• Problem statement
Retype the material in full, keeping every word the same.

• Stored records

— start —

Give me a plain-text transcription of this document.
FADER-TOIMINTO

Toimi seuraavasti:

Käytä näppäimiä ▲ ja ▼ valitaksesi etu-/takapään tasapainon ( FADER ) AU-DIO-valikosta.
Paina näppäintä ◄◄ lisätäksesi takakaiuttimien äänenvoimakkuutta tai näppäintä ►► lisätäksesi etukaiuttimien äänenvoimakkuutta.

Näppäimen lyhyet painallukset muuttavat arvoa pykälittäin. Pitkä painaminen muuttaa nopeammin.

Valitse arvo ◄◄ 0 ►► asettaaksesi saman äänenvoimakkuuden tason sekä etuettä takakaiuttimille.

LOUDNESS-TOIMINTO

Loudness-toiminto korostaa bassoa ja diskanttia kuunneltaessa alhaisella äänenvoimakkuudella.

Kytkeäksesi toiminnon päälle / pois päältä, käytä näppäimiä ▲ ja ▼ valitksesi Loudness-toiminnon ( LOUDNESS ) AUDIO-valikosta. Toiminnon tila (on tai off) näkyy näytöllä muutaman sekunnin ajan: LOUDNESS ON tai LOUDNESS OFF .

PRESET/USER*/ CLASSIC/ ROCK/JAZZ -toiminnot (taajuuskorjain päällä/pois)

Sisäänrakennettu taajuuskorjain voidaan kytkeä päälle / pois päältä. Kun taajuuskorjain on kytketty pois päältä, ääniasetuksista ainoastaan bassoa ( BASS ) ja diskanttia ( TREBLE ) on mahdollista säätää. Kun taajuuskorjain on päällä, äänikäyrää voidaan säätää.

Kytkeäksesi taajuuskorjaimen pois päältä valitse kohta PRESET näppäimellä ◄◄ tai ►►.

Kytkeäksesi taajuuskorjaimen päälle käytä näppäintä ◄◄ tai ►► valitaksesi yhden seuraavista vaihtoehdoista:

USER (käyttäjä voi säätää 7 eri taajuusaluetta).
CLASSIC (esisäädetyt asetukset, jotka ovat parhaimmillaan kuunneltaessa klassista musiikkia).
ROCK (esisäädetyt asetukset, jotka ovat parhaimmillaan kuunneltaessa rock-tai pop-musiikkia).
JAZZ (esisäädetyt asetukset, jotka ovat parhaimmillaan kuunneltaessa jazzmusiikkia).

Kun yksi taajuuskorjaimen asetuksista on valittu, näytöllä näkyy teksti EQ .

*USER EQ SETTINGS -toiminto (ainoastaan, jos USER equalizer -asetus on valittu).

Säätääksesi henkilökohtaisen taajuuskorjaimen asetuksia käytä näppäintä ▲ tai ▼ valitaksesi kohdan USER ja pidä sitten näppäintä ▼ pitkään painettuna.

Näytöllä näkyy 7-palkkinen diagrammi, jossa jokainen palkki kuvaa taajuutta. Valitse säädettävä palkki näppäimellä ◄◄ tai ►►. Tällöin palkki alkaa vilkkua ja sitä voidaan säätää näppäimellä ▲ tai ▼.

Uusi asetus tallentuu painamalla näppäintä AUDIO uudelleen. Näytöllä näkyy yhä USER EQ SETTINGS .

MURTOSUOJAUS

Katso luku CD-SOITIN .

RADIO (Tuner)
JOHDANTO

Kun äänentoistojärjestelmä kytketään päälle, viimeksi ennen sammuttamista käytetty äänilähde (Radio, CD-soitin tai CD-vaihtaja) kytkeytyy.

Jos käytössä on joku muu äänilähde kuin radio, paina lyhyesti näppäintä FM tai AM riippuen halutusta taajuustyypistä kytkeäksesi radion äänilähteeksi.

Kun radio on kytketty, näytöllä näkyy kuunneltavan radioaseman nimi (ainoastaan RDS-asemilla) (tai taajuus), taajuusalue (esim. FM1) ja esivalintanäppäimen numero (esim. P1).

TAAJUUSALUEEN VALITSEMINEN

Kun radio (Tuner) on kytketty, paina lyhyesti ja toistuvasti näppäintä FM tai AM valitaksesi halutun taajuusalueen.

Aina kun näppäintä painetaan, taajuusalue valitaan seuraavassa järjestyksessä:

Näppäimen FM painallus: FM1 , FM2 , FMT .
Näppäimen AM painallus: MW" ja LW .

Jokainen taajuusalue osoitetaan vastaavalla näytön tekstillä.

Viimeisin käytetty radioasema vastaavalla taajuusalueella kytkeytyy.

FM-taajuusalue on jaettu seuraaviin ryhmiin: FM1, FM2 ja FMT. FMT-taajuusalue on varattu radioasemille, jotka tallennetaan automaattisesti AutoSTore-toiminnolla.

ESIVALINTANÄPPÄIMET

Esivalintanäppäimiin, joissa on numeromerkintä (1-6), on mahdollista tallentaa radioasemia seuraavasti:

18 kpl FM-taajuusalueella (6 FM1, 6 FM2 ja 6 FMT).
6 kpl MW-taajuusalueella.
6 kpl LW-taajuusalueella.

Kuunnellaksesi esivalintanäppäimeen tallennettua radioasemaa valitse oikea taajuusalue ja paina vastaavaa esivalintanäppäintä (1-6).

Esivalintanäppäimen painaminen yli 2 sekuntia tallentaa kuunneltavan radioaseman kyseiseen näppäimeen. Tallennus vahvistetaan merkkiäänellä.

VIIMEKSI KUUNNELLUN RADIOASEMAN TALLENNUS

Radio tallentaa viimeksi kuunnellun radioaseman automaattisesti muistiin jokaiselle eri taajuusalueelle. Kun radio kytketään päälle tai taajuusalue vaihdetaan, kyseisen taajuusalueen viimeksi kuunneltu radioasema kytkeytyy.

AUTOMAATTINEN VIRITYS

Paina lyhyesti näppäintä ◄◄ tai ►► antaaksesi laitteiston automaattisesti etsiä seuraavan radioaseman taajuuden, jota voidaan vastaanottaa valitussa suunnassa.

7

— end —

• Answer for the task
Give me a plain-text transcription of this document.
FADER-TOIMINTO

Toimi seuraavasti:

Käytä näppäimiä ▲ ja ▼ valitaksesi etu-/takapään tasapainon ( FADER ) AU-DIO-valikosta.
Paina näppäintä ◄◄ lisätäksesi takakaiuttimien äänenvoimakkuutta tai näppäintä ►► lisätäksesi etukaiuttimien äänenvoimakkuutta.

Näppäimen lyhyet painallukset muuttavat arvoa pykälittäin. Pitkä painaminen muuttaa nopeammin.

Valitse arvo ◄◄ 0 ►► asettaaksesi saman äänenvoimakkuuden tason sekä etuettä takakaiuttimille.

LOUDNESS-TOIMINTO

Loudness-toiminto korostaa bassoa ja diskanttia kuunneltaessa alhaisella äänenvoimakkuudella.

Kytkeäksesi toiminnon päälle / pois päältä, käytä näppäimiä ▲ ja ▼ valitksesi Loudness-toiminnon ( LOUDNESS ) AUDIO-valikosta. Toiminnon tila (on tai off) näkyy näytöllä muutaman sekunnin ajan: LOUDNESS ON tai LOUDNESS OFF .

PRESET/USER*/ CLASSIC/ ROCK/JAZZ -toiminnot (taajuuskorjain päällä/pois)

Sisäänrakennettu taajuuskorjain voidaan kytkeä päälle / pois päältä. Kun taajuuskorjain on kytketty pois päältä, ääniasetuksista ainoastaan bassoa ( BASS ) ja diskanttia ( TREBLE ) on mahdollista säätää. Kun taajuuskorjain on päällä, äänikäyrää voidaan säätää.

Kytkeäksesi taajuuskorjaimen pois päältä valitse kohta PRESET näppäimellä ◄◄ tai ►►.

Kytkeäksesi taajuuskorjaimen päälle käytä näppäintä ◄◄ tai ►► valitaksesi yhden seuraavista vaihtoehdoista:

USER (käyttäjä voi säätää 7 eri taajuusaluetta).
CLASSIC (esisäädetyt asetukset, jotka ovat parhaimmillaan kuunneltaessa klassista musiikkia).
ROCK (esisäädetyt asetukset, jotka ovat parhaimmillaan kuunneltaessa rock-tai pop-musiikkia).
JAZZ (esisäädetyt asetukset, jotka ovat parhaimmillaan kuunneltaessa jazzmusiikkia).

Kun yksi taajuuskorjaimen asetuksista on valittu, näytöllä näkyy teksti EQ .

*USER EQ SETTINGS -toiminto (ainoastaan, jos USER equalizer -asetus on valittu).

Säätääksesi henkilökohtaisen taajuuskorjaimen asetuksia käytä näppäintä ▲ tai ▼ valitaksesi kohdan USER ja pidä sitten näppäintä ▼ pitkään painettuna.

Näytöllä näkyy 7-palkkinen diagrammi, jossa jokainen palkki kuvaa taajuutta. Valitse säädettävä palkki näppäimellä ◄◄ tai ►►. Tällöin palkki alkaa vilkkua ja sitä voidaan säätää näppäimellä ▲ tai ▼.

Uusi asetus tallentuu painamalla näppäintä AUDIO uudelleen. Näytöllä näkyy yhä USER EQ SETTINGS .

MURTOSUOJAUS

Katso luku CD-SOITIN .

RADIO (Tuner)
JOHDANTO

Kun äänentoistojärjestelmä kytketään päälle, viimeksi ennen sammuttamista käytetty äänilähde (Radio, CD-soitin tai CD-vaihtaja) kytkeytyy.

Jos käytössä on joku muu äänilähde kuin radio, paina lyhyesti näppäintä FM tai AM riippuen halutusta taajuustyypistä kytkeäksesi radion äänilähteeksi.

Kun radio on kytketty, näytöllä näkyy kuunneltavan radioaseman nimi (ainoastaan RDS-asemilla) (tai taajuus), taajuusalue (esim. FM1) ja esivalintanäppäimen numero (esim. P1).

TAAJUUSALUEEN VALITSEMINEN

Kun radio (Tuner) on kytketty, paina lyhyesti ja toistuvasti näppäintä FM tai AM valitaksesi halutun taajuusalueen.

Aina kun näppäintä painetaan, taajuusalue valitaan seuraavassa järjestyksessä:

Näppäimen FM painallus: FM1 , FM2 , FMT .
Näppäimen AM painallus: MW" ja LW .

Jokainen taajuusalue osoitetaan vastaavalla näytön tekstillä.

Viimeisin käytetty radioasema vastaavalla taajuusalueella kytkeytyy.

FM-taajuusalue on jaettu seuraaviin ryhmiin: FM1, FM2 ja FMT. FMT-taajuusalue on varattu radioasemille, jotka tallennetaan automaattisesti AutoSTore-toiminnolla.

ESIVALINTANÄPPÄIMET

Esivalintanäppäimiin, joissa on numeromerkintä (1-6), on mahdollista tallentaa radioasemia seuraavasti:

18 kpl FM-taajuusalueella (6 FM1, 6 FM2 ja 6 FMT).
6 kpl MW-taajuusalueella.
6 kpl LW-taajuusalueella.

Kuunnellaksesi esivalintanäppäimeen tallennettua radioasemaa valitse oikea taajuusalue ja paina vastaavaa esivalintanäppäintä (1-6).

Esivalintanäppäimen painaminen yli 2 sekuntia tallentaa kuunneltavan radioaseman kyseiseen näppäimeen. Tallennus vahvistetaan merkkiäänellä.

VIIMEKSI KUUNNELLUN RADIOASEMAN TALLENNUS

Radio tallentaa viimeksi kuunnellun radioaseman automaattisesti muistiin jokaiselle eri taajuusalueelle. Kun radio kytketään päälle tai taajuusalue vaihdetaan, kyseisen taajuusalueen viimeksi kuunneltu radioasema kytkeytyy.

AUTOMAATTINEN VIRITYS

Paina lyhyesti näppäintä ◄◄ tai ►► antaaksesi laitteiston automaattisesti etsiä seuraavan radioaseman taajuuden, jota voidaan vastaanottaa valitussa suunnassa.

7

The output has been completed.